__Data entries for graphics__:
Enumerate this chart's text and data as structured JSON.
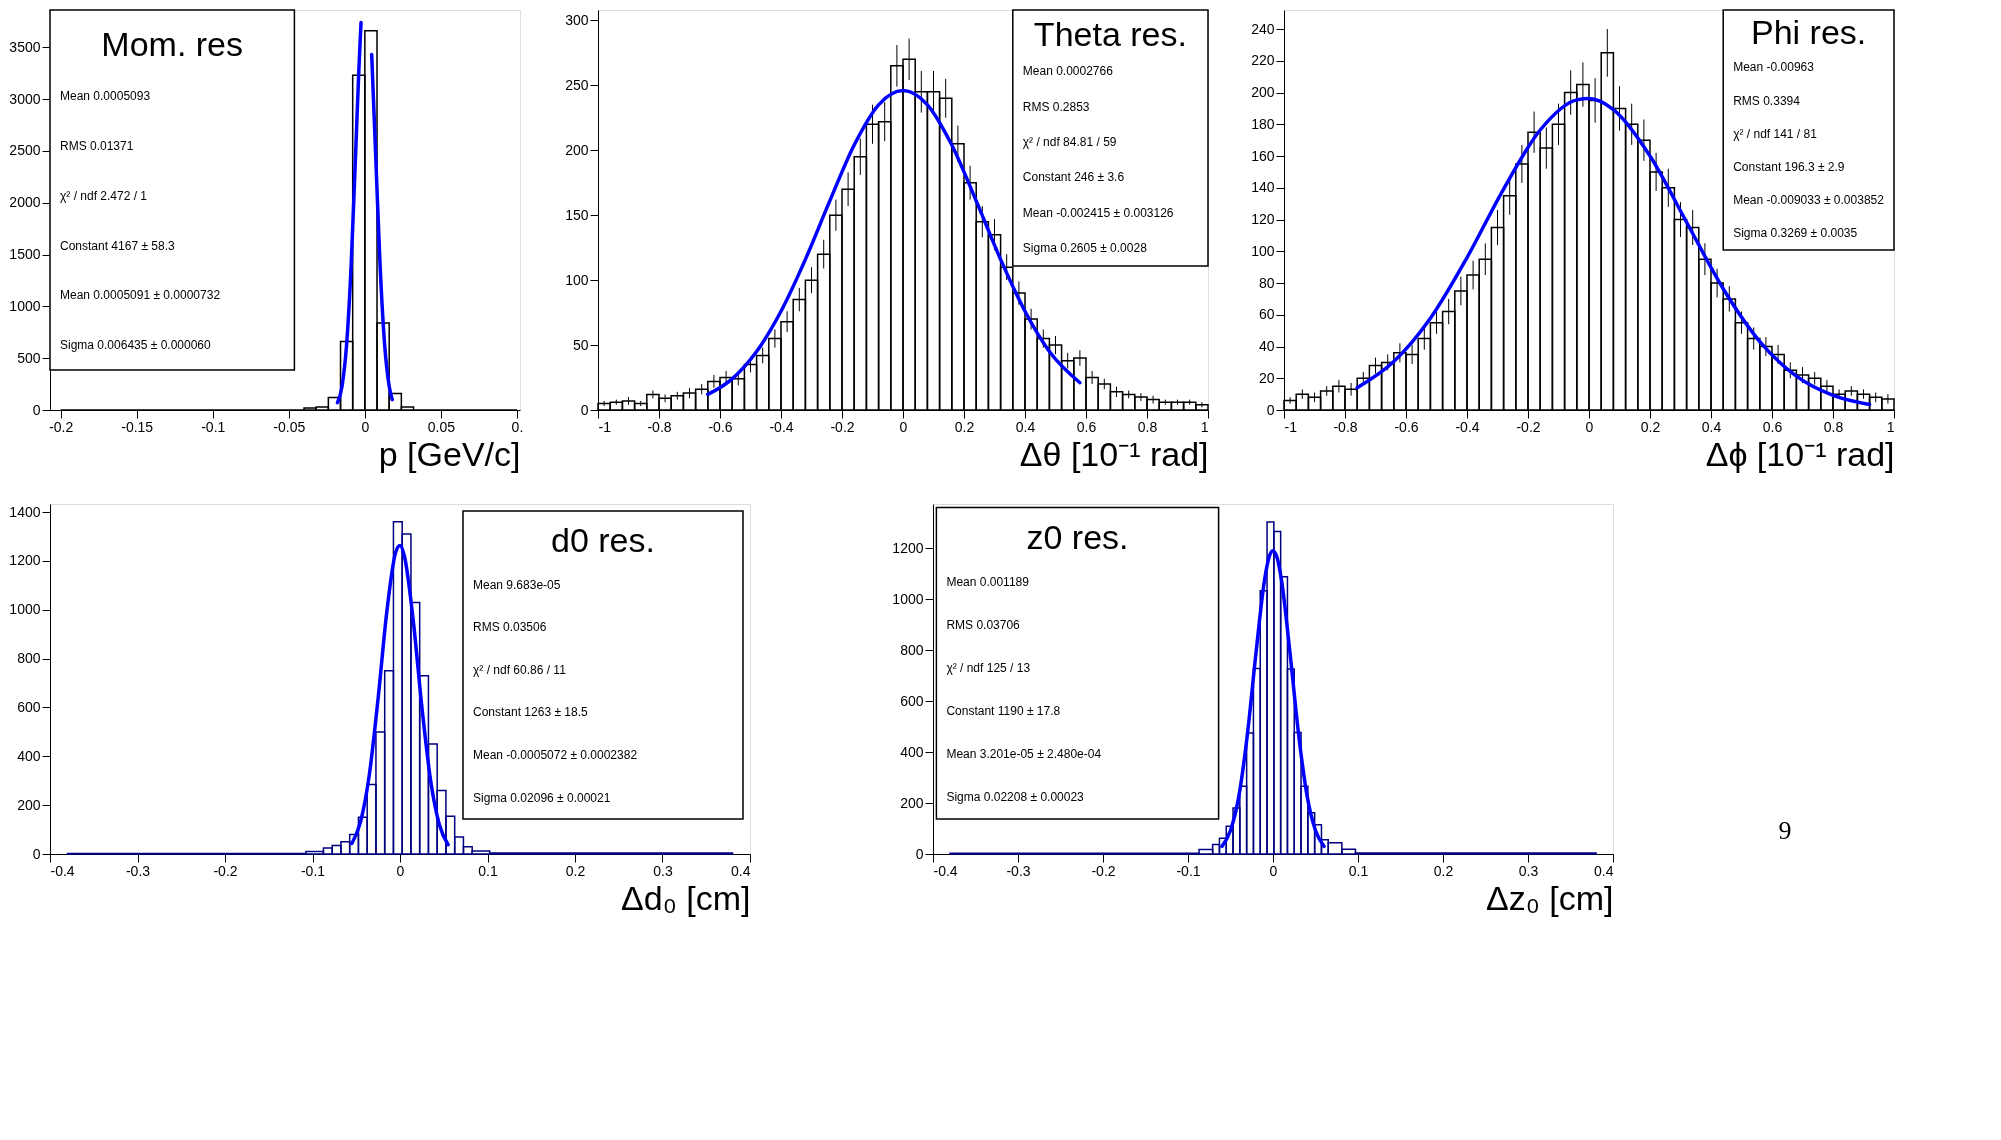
{
  "chart_data": [
    {
      "type": "histogram",
      "title": "Mom. res",
      "xlabel": "p [GeV/c]",
      "color": "#000000",
      "xlim": [
        -0.207,
        0.102
      ],
      "ylim": [
        0,
        3860
      ],
      "xticks": [
        -0.2,
        -0.15,
        -0.1,
        -0.05,
        0,
        0.05,
        {
          "value": 0.1,
          "label": "0."
        }
      ],
      "yticks": [
        0,
        500,
        1000,
        1500,
        2000,
        2500,
        3000,
        3500
      ],
      "bins": [
        -0.2,
        -0.04,
        -0.032,
        -0.024,
        -0.016,
        -0.008,
        0,
        0.008,
        0.016,
        0.024,
        0.032,
        0.1
      ],
      "values": [
        0,
        20,
        30,
        120,
        660,
        3230,
        3660,
        840,
        160,
        30,
        0
      ],
      "series": [
        {
          "type": "line",
          "color": "#0000ff",
          "x": [
            -0.018,
            -0.015,
            -0.012,
            -0.009,
            -0.006,
            -0.004,
            -0.003,
            -0.0025,
            -0.002,
            0,
            0.003,
            0.0045,
            0.007,
            0.01,
            0.013,
            0.016,
            0.018
          ],
          "values": [
            70,
            230,
            630,
            1400,
            2500,
            3260,
            3590,
            3740,
            null,
            null,
            null,
            3430,
            2500,
            1400,
            630,
            230,
            100
          ]
        }
      ],
      "annotations": [
        "Mean 0.0005093",
        "RMS 0.01371",
        "χ² / ndf 2.472 / 1",
        "Constant 4167 ± 58.3",
        "Mean 0.0005091 ± 0.0000732",
        "Sigma 0.006435 ± 0.000060"
      ]
    },
    {
      "type": "histogram",
      "title": "Theta res.",
      "xlabel": "Δθ [10⁻¹ rad]",
      "color": "#000000",
      "xlim": [
        -1,
        1
      ],
      "ylim": [
        0,
        308
      ],
      "xticks": [
        -1,
        -0.8,
        -0.6,
        -0.4,
        -0.2,
        0,
        0.2,
        0.4,
        0.6,
        0.8,
        1
      ],
      "yticks": [
        0,
        50,
        100,
        150,
        200,
        250,
        300
      ],
      "bins": [
        -1,
        -0.96,
        -0.92,
        -0.88,
        -0.84,
        -0.8,
        -0.76,
        -0.72,
        -0.68,
        -0.64,
        -0.6,
        -0.56,
        -0.52,
        -0.48,
        -0.44,
        -0.4,
        -0.36,
        -0.32,
        -0.28,
        -0.24,
        -0.2,
        -0.16,
        -0.12,
        -0.08,
        -0.04,
        0,
        0.04,
        0.08,
        0.12,
        0.16,
        0.2,
        0.24,
        0.28,
        0.32,
        0.36,
        0.4,
        0.44,
        0.48,
        0.52,
        0.56,
        0.6,
        0.64,
        0.68,
        0.72,
        0.76,
        0.8,
        0.84,
        0.88,
        0.92,
        0.96,
        1
      ],
      "values": [
        5,
        6,
        7,
        5,
        12,
        9,
        11,
        13,
        16,
        22,
        25,
        24,
        35,
        42,
        55,
        68,
        85,
        100,
        120,
        150,
        170,
        195,
        220,
        222,
        265,
        270,
        245,
        245,
        240,
        205,
        175,
        145,
        135,
        110,
        90,
        70,
        55,
        50,
        38,
        40,
        25,
        20,
        14,
        12,
        10,
        8,
        6,
        6,
        6,
        4
      ],
      "errors": [
        2,
        2,
        3,
        2,
        3,
        3,
        3,
        4,
        4,
        5,
        5,
        5,
        6,
        6,
        7,
        8,
        9,
        10,
        11,
        12,
        13,
        14,
        15,
        15,
        16,
        16,
        16,
        16,
        15,
        14,
        13,
        12,
        12,
        10,
        9,
        8,
        7,
        7,
        6,
        6,
        5,
        4,
        4,
        3,
        3,
        3,
        2,
        2,
        2,
        2
      ],
      "series": [
        {
          "type": "line",
          "color": "#0000ff",
          "x": [
            -0.64,
            -0.56,
            -0.48,
            -0.4,
            -0.32,
            -0.24,
            -0.16,
            -0.08,
            0,
            0.08,
            0.16,
            0.24,
            0.32,
            0.4,
            0.48,
            0.58
          ],
          "values": [
            12,
            24,
            45,
            76,
            116,
            161,
            204,
            235,
            246,
            235,
            204,
            161,
            116,
            76,
            45,
            21
          ]
        }
      ],
      "annotations": [
        "Mean 0.0002766",
        "RMS 0.2853",
        "χ² / ndf 84.81 / 59",
        "Constant 246 ± 3.6",
        "Mean -0.002415 ± 0.003126",
        "Sigma 0.2605 ± 0.0028"
      ]
    },
    {
      "type": "histogram",
      "title": "Phi res.",
      "xlabel": "Δϕ [10⁻¹ rad]",
      "color": "#000000",
      "xlim": [
        -1,
        1
      ],
      "ylim": [
        0,
        252
      ],
      "xticks": [
        -1,
        -0.8,
        -0.6,
        -0.4,
        -0.2,
        0,
        0.2,
        0.4,
        0.6,
        0.8,
        1
      ],
      "yticks": [
        0,
        20,
        40,
        60,
        80,
        100,
        120,
        140,
        160,
        180,
        200,
        220,
        240
      ],
      "bins": [
        -1,
        -0.96,
        -0.92,
        -0.88,
        -0.84,
        -0.8,
        -0.76,
        -0.72,
        -0.68,
        -0.64,
        -0.6,
        -0.56,
        -0.52,
        -0.48,
        -0.44,
        -0.4,
        -0.36,
        -0.32,
        -0.28,
        -0.24,
        -0.2,
        -0.16,
        -0.12,
        -0.08,
        -0.04,
        0,
        0.04,
        0.08,
        0.12,
        0.16,
        0.2,
        0.24,
        0.28,
        0.32,
        0.36,
        0.4,
        0.44,
        0.48,
        0.52,
        0.56,
        0.6,
        0.64,
        0.68,
        0.72,
        0.76,
        0.8,
        0.84,
        0.88,
        0.92,
        0.96,
        1
      ],
      "values": [
        6,
        10,
        8,
        12,
        15,
        13,
        20,
        28,
        30,
        36,
        35,
        45,
        55,
        62,
        75,
        85,
        95,
        115,
        135,
        155,
        175,
        165,
        180,
        200,
        205,
        195,
        225,
        190,
        180,
        170,
        150,
        140,
        120,
        115,
        95,
        80,
        70,
        55,
        45,
        40,
        35,
        25,
        22,
        20,
        15,
        10,
        12,
        10,
        8,
        7
      ],
      "errors": [
        2,
        3,
        3,
        3,
        4,
        4,
        4,
        5,
        5,
        6,
        6,
        7,
        7,
        8,
        9,
        9,
        10,
        11,
        12,
        12,
        13,
        13,
        13,
        14,
        14,
        14,
        15,
        14,
        13,
        13,
        12,
        12,
        11,
        11,
        10,
        9,
        8,
        7,
        7,
        6,
        6,
        5,
        5,
        4,
        4,
        3,
        3,
        3,
        3,
        3
      ],
      "series": [
        {
          "type": "line",
          "color": "#0000ff",
          "x": [
            -0.76,
            -0.64,
            -0.52,
            -0.4,
            -0.28,
            -0.16,
            -0.04,
            0,
            0.08,
            0.2,
            0.32,
            0.44,
            0.56,
            0.68,
            0.8,
            0.92
          ],
          "values": [
            14,
            30.5,
            57.8,
            96,
            139.2,
            176.4,
            195.4,
            196.2,
            189.2,
            160,
            118.3,
            76.4,
            43.1,
            21.3,
            9.2,
            3.5
          ]
        }
      ],
      "annotations": [
        "Mean -0.00963",
        "RMS 0.3394",
        "χ² / ndf 141 / 81",
        "Constant 196.3 ± 2.9",
        "Mean -0.009033 ± 0.003852",
        "Sigma 0.3269 ± 0.0035"
      ]
    },
    {
      "type": "histogram",
      "title": "d0 res.",
      "xlabel": "Δd₀ [cm]",
      "color": "#000080",
      "xlim": [
        -0.4,
        0.4
      ],
      "ylim": [
        0,
        1433
      ],
      "xticks": [
        -0.4,
        -0.3,
        -0.2,
        -0.1,
        0,
        0.1,
        0.2,
        0.3,
        0.4
      ],
      "yticks": [
        0,
        200,
        400,
        600,
        800,
        1000,
        1200,
        1400
      ],
      "bins": [
        -0.38,
        -0.1075,
        -0.0875,
        -0.0775,
        -0.0675,
        -0.0575,
        -0.0475,
        -0.0375,
        -0.0275,
        -0.0175,
        -0.0075,
        0.0025,
        0.0125,
        0.0225,
        0.0325,
        0.0425,
        0.0525,
        0.0625,
        0.0725,
        0.0825,
        0.1025,
        0.38
      ],
      "values": [
        2,
        10,
        25,
        35,
        50,
        80,
        150,
        285,
        500,
        750,
        1360,
        1310,
        1030,
        730,
        450,
        260,
        155,
        70,
        30,
        12,
        4
      ],
      "series": [
        {
          "type": "line",
          "color": "#0000ff",
          "x": [
            -0.055,
            -0.045,
            -0.035,
            -0.025,
            -0.015,
            -0.005,
            0,
            0.005,
            0.015,
            0.025,
            0.035,
            0.045,
            0.055
          ],
          "values": [
            43,
            133,
            326,
            638,
            994,
            1234,
            1263,
            1220,
            960,
            602,
            301,
            120,
            38
          ]
        }
      ],
      "annotations": [
        "Mean 9.683e-05",
        "RMS 0.03506",
        "χ² / ndf 60.86 / 11",
        "Constant 1263 ± 18.5",
        "Mean -0.0005072 ± 0.0002382",
        "Sigma 0.02096 ± 0.00021"
      ]
    },
    {
      "type": "histogram",
      "title": "z0 res.",
      "xlabel": "Δz₀ [cm]",
      "color": "#000080",
      "xlim": [
        -0.4,
        0.4
      ],
      "ylim": [
        0,
        1373
      ],
      "xticks": [
        -0.4,
        -0.3,
        -0.2,
        -0.1,
        0,
        0.1,
        0.2,
        0.3,
        0.4
      ],
      "yticks": [
        0,
        200,
        400,
        600,
        800,
        1000,
        1200
      ],
      "bins": [
        -0.38,
        -0.087,
        -0.071,
        -0.063,
        -0.055,
        -0.047,
        -0.039,
        -0.031,
        -0.023,
        -0.015,
        -0.007,
        0.001,
        0.009,
        0.017,
        0.025,
        0.033,
        0.041,
        0.049,
        0.057,
        0.065,
        0.081,
        0.097,
        0.38
      ],
      "values": [
        3,
        18,
        37,
        62,
        109,
        180,
        266,
        475,
        728,
        1033,
        1302,
        1265,
        1088,
        726,
        477,
        266,
        162,
        115,
        56,
        44,
        19,
        4
      ],
      "series": [
        {
          "type": "line",
          "color": "#0000ff",
          "x": [
            -0.06,
            -0.05,
            -0.04,
            -0.03,
            -0.02,
            -0.01,
            -0.005,
            0,
            0.005,
            0.01,
            0.02,
            0.03,
            0.04,
            0.05,
            0.06
          ],
          "values": [
            30,
            92,
            230,
            473,
            789,
            1074,
            1160,
            1190,
            1160,
            1074,
            789,
            473,
            230,
            92,
            30
          ]
        }
      ],
      "annotations": [
        "Mean 0.001189",
        "RMS 0.03706",
        "χ² / ndf 125 / 13",
        "Constant 1190 ± 17.8",
        "Mean 3.201e-05 ± 2.480e-04",
        "Sigma 0.02208 ± 0.00023"
      ]
    },
    {
      "type": "other",
      "annotations": [
        "9"
      ]
    }
  ]
}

__STATED TASK__:
Which lines of the data include "Mean"? Copy each of them.

__RESPONSE__:
        "Mean 0.0005093",
        "Mean 0.0005091 ± 0.0000732",
        "Mean 0.0002766",
        "Mean -0.002415 ± 0.003126",
        "Mean -0.00963",
        "Mean -0.009033 ± 0.003852",
        "Mean 9.683e-05",
        "Mean -0.0005072 ± 0.0002382",
        "Mean 0.001189",
        "Mean 3.201e-05 ± 2.480e-04",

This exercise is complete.